To do:
How many lines in the entries below contain the string "company"? Reply with the number only.

***

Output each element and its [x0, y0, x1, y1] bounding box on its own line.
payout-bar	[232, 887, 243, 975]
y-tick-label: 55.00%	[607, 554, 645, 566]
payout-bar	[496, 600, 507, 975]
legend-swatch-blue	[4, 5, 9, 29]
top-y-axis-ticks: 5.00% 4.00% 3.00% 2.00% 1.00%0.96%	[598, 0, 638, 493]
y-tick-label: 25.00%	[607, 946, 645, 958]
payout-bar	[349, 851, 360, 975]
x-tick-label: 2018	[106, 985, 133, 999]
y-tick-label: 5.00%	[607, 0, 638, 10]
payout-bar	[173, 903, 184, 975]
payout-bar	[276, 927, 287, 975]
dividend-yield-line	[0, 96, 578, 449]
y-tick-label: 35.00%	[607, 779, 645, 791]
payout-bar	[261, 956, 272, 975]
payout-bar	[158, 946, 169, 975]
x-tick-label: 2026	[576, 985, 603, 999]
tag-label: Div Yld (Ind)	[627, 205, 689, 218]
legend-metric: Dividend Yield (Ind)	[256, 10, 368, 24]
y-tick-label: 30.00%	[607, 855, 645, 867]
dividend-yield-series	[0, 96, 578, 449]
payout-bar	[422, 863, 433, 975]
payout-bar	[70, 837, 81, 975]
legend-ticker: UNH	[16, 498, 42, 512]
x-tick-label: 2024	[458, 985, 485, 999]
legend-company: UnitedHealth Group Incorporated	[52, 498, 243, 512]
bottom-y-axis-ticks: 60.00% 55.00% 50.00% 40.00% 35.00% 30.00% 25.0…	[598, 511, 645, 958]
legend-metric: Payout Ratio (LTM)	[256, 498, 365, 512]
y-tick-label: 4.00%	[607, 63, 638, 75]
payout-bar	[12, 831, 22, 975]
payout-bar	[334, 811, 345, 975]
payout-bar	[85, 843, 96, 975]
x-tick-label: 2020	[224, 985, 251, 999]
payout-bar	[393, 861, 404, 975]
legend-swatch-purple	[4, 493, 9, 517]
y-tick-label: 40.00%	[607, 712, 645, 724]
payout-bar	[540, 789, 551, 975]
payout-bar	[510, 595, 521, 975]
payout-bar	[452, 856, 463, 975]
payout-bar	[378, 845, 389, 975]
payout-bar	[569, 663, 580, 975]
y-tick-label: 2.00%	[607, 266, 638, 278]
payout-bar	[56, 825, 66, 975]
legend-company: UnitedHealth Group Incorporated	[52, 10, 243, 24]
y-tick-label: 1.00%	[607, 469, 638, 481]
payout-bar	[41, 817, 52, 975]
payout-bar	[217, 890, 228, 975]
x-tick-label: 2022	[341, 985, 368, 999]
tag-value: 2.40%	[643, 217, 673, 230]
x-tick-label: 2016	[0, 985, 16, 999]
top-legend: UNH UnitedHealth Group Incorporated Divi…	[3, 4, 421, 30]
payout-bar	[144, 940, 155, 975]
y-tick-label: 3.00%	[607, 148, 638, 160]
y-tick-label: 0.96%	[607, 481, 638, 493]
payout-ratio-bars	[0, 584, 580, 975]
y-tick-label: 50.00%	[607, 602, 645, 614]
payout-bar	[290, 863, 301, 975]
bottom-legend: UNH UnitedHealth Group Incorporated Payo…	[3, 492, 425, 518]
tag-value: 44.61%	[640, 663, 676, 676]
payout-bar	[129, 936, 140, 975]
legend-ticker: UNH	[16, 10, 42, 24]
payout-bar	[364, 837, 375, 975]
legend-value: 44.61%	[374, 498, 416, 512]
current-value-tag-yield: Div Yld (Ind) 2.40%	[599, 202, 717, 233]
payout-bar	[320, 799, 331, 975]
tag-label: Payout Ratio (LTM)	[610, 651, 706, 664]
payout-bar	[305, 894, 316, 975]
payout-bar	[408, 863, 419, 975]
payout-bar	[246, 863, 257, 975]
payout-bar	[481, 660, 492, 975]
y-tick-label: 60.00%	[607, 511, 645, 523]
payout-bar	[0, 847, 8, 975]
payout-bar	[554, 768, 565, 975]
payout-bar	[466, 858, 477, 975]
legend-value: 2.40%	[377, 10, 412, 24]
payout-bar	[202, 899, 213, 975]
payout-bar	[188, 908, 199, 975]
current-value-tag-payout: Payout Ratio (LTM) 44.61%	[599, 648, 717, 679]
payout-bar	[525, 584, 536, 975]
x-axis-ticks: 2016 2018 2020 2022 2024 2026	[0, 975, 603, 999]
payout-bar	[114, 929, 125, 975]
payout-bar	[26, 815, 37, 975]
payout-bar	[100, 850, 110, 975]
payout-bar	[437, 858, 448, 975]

***

Exercise answer:
2